— start of Records for this exercise —

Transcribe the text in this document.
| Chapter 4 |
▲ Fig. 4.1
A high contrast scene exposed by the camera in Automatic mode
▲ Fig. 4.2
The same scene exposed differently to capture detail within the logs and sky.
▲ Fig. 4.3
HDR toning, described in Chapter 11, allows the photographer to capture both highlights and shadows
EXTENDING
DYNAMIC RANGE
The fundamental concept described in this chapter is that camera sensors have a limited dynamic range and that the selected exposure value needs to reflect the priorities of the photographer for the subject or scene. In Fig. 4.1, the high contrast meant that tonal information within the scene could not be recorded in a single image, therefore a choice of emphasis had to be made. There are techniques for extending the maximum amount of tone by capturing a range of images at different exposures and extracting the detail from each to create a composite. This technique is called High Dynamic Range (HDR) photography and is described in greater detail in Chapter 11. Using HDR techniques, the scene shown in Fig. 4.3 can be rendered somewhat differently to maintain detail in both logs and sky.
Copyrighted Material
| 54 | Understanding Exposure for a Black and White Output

— end of Records for this exercise —

## [Given request]
Write only the number of lines in the data above that include "capture".

## [Answer in full]
2